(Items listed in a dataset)
* * * * * * *

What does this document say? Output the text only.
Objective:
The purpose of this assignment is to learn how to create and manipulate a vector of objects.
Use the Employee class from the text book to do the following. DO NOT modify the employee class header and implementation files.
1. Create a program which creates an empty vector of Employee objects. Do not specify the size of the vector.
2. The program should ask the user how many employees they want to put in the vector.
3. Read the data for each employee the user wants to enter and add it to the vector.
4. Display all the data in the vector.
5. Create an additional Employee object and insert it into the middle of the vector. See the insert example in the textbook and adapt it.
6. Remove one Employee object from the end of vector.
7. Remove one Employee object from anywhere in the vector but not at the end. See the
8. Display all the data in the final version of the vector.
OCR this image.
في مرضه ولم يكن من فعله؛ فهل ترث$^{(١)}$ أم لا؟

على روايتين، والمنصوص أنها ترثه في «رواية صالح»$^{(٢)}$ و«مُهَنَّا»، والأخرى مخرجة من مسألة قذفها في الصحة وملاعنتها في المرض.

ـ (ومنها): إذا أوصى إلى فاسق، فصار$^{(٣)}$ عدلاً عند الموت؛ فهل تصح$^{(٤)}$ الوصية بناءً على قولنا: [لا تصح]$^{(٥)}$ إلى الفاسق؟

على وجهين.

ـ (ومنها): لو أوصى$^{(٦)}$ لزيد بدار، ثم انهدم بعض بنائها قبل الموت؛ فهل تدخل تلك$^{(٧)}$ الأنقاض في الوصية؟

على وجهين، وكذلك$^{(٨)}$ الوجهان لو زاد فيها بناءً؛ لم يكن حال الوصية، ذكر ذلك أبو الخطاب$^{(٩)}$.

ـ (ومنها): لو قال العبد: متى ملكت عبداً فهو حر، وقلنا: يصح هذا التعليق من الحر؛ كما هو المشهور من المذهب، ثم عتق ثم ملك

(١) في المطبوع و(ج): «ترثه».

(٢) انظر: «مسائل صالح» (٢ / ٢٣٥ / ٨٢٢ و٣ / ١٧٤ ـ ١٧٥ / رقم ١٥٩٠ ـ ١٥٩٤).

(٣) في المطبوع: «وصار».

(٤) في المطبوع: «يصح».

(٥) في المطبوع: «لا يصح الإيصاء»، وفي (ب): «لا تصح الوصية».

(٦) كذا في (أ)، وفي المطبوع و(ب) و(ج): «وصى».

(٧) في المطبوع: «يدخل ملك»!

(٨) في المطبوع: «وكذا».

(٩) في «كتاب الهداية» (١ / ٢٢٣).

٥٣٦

* * * * * * *

**WHAT IS REQUIRED**
All of the entries must be written out exactly as they stand.

**OUTPUT**
What does this document say? Output the text only.
Objective:
The purpose of this assignment is to learn how to create and manipulate a vector of objects.
Use the Employee class from the text book to do the following. DO NOT modify the employee class header and implementation files.
1. Create a program which creates an empty vector of Employee objects. Do not specify the size of the vector.
2. The program should ask the user how many employees they want to put in the vector.
3. Read the data for each employee the user wants to enter and add it to the vector.
4. Display all the data in the vector.
5. Create an additional Employee object and insert it into the middle of the vector. See the insert example in the textbook and adapt it.
6. Remove one Employee object from the end of vector.
7. Remove one Employee object from anywhere in the vector but not at the end. See the
8. Display all the data in the final version of the vector.
OCR this image.
في مرضه ولم يكن من فعله؛ فهل ترث$^{(١)}$ أم لا؟

على روايتين، والمنصوص أنها ترثه في «رواية صالح»$^{(٢)}$ و«مُهَنَّا»، والأخرى مخرجة من مسألة قذفها في الصحة وملاعنتها في المرض.

ـ (ومنها): إذا أوصى إلى فاسق، فصار$^{(٣)}$ عدلاً عند الموت؛ فهل تصح$^{(٤)}$ الوصية بناءً على قولنا: [لا تصح]$^{(٥)}$ إلى الفاسق؟

على وجهين.

ـ (ومنها): لو أوصى$^{(٦)}$ لزيد بدار، ثم انهدم بعض بنائها قبل الموت؛ فهل تدخل تلك$^{(٧)}$ الأنقاض في الوصية؟

على وجهين، وكذلك$^{(٨)}$ الوجهان لو زاد فيها بناءً؛ لم يكن حال الوصية، ذكر ذلك أبو الخطاب$^{(٩)}$.

ـ (ومنها): لو قال العبد: متى ملكت عبداً فهو حر، وقلنا: يصح هذا التعليق من الحر؛ كما هو المشهور من المذهب، ثم عتق ثم ملك

(١) في المطبوع و(ج): «ترثه».

(٢) انظر: «مسائل صالح» (٢ / ٢٣٥ / ٨٢٢ و٣ / ١٧٤ ـ ١٧٥ / رقم ١٥٩٠ ـ ١٥٩٤).

(٣) في المطبوع: «وصار».

(٤) في المطبوع: «يصح».

(٥) في المطبوع: «لا يصح الإيصاء»، وفي (ب): «لا تصح الوصية».

(٦) كذا في (أ)، وفي المطبوع و(ب) و(ج): «وصى».

(٧) في المطبوع: «يدخل ملك»!

(٨) في المطبوع: «وكذا».

(٩) في «كتاب الهداية» (١ / ٢٢٣).

٥٣٦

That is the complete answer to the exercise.